▸ **Problem requirements**: Locate all lines with the word "marker" and copy them out.

▸ **Material provided**:
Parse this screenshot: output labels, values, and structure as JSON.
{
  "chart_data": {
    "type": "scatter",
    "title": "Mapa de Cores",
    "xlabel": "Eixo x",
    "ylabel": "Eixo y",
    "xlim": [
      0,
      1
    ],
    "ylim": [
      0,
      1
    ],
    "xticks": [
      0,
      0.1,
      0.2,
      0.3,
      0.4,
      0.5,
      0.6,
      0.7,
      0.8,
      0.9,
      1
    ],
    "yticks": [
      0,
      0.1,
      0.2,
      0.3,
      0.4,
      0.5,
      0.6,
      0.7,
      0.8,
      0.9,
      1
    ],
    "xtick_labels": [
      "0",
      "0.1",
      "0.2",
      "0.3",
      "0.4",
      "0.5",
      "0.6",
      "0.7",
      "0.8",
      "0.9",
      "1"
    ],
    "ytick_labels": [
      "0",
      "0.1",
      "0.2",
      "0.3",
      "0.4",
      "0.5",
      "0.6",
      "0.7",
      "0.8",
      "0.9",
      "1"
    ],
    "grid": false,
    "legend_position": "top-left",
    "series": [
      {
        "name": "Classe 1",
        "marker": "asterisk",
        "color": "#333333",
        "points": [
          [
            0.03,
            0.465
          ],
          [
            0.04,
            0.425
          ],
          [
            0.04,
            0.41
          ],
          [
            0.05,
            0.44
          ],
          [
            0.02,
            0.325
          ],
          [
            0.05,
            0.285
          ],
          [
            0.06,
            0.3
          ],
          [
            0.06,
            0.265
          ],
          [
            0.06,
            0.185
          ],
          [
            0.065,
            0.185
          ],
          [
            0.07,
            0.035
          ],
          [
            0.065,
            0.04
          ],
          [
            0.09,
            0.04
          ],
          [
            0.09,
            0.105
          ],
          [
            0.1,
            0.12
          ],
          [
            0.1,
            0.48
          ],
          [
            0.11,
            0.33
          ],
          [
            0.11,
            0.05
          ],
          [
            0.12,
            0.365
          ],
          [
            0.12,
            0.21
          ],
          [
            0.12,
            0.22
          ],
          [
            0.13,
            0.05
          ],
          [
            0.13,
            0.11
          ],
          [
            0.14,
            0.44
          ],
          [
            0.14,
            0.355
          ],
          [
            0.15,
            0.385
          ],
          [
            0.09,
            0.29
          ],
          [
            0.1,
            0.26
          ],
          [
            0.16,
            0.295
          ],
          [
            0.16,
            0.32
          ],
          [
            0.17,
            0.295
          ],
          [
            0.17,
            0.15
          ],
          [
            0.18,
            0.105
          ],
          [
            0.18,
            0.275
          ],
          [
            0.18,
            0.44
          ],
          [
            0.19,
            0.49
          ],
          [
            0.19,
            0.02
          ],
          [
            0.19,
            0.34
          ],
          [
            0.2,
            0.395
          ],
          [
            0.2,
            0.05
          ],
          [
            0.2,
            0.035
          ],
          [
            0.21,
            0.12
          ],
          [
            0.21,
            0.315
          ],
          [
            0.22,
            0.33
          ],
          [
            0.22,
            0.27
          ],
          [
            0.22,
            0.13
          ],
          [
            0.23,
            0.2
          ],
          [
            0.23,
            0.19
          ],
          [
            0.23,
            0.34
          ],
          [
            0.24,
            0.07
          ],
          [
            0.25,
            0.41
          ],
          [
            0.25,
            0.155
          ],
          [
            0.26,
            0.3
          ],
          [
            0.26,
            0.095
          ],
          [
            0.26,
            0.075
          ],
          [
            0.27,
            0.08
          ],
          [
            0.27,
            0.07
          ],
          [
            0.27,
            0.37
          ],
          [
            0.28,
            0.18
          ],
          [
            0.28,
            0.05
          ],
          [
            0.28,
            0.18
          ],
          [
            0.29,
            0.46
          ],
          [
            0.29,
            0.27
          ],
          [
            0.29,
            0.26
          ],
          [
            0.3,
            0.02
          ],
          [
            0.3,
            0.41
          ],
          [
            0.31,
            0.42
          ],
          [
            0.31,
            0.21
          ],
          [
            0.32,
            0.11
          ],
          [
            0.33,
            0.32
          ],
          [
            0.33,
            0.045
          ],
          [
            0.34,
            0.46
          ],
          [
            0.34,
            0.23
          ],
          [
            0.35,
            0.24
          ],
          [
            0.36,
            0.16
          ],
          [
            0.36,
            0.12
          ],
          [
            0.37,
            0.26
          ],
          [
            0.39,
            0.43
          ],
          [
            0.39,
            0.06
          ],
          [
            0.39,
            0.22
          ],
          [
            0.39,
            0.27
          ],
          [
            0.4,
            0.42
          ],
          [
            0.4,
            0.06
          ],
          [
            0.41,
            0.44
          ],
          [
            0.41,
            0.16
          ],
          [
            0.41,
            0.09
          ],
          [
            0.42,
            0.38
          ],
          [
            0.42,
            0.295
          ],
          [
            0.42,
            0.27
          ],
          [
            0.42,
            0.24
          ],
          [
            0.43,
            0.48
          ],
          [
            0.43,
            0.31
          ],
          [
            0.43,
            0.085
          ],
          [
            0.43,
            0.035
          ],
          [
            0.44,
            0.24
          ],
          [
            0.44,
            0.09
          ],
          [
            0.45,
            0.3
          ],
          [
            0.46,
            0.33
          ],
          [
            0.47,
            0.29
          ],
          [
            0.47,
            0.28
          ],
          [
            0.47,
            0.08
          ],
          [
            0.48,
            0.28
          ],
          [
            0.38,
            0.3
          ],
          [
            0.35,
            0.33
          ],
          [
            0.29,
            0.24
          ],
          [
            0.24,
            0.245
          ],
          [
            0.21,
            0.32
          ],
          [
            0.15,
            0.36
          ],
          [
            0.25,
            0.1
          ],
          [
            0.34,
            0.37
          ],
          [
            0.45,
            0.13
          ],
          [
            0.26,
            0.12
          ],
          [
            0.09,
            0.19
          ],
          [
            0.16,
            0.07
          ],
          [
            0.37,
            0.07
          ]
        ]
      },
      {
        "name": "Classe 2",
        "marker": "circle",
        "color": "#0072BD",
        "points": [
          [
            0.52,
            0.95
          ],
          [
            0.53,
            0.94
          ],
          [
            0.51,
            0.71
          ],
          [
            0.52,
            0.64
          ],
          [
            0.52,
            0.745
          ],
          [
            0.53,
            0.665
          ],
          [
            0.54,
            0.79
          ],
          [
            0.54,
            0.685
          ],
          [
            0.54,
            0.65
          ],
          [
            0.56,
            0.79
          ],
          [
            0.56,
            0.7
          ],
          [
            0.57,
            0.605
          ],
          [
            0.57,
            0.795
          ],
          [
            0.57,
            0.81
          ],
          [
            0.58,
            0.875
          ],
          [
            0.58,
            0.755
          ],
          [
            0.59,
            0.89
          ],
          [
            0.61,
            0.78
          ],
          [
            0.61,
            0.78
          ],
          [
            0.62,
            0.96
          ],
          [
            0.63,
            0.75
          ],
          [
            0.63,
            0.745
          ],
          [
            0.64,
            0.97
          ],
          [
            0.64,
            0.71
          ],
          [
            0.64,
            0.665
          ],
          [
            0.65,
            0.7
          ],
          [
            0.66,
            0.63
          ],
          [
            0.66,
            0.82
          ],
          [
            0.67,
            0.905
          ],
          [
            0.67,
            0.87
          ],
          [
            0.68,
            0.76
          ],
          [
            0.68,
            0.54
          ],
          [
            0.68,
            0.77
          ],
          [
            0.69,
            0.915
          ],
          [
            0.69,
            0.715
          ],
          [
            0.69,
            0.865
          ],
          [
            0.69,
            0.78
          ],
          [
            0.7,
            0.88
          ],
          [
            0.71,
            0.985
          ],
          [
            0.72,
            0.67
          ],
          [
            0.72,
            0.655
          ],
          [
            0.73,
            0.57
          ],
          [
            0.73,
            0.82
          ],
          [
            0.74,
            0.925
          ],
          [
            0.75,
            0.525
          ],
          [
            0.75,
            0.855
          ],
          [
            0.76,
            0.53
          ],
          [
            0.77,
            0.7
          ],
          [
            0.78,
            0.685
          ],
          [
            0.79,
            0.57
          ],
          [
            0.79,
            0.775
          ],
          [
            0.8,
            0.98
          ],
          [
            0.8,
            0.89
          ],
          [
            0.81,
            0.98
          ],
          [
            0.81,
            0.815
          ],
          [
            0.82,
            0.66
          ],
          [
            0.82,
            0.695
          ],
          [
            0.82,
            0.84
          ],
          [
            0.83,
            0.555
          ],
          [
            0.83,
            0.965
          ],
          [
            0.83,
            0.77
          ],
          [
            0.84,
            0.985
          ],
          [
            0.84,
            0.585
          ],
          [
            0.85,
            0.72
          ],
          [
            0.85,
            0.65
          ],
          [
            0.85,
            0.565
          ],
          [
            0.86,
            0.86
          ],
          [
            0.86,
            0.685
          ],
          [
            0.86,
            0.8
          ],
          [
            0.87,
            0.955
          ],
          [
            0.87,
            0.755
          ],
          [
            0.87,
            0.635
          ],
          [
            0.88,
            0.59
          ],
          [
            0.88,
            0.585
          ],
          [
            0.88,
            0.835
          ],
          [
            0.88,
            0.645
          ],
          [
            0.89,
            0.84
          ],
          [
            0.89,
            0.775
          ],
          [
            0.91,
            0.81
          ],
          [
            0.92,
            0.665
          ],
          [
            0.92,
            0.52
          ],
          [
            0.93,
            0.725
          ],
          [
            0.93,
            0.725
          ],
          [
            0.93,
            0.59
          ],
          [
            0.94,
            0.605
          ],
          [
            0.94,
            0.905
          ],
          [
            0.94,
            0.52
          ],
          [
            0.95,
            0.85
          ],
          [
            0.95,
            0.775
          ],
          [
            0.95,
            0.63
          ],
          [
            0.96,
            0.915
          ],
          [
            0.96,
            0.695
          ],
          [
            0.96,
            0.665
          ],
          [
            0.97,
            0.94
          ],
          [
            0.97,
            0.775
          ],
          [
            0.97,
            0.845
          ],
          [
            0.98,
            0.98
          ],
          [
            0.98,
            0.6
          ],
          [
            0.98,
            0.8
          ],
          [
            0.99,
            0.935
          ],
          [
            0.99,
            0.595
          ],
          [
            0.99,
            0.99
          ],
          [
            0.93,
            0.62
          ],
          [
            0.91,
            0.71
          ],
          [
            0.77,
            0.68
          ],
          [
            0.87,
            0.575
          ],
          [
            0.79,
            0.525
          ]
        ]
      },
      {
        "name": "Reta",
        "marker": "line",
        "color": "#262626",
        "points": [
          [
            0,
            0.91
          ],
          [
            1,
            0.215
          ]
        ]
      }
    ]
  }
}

▸ **Result below**:
        "marker": "asterisk",
        "marker": "circle",
        "marker": "line",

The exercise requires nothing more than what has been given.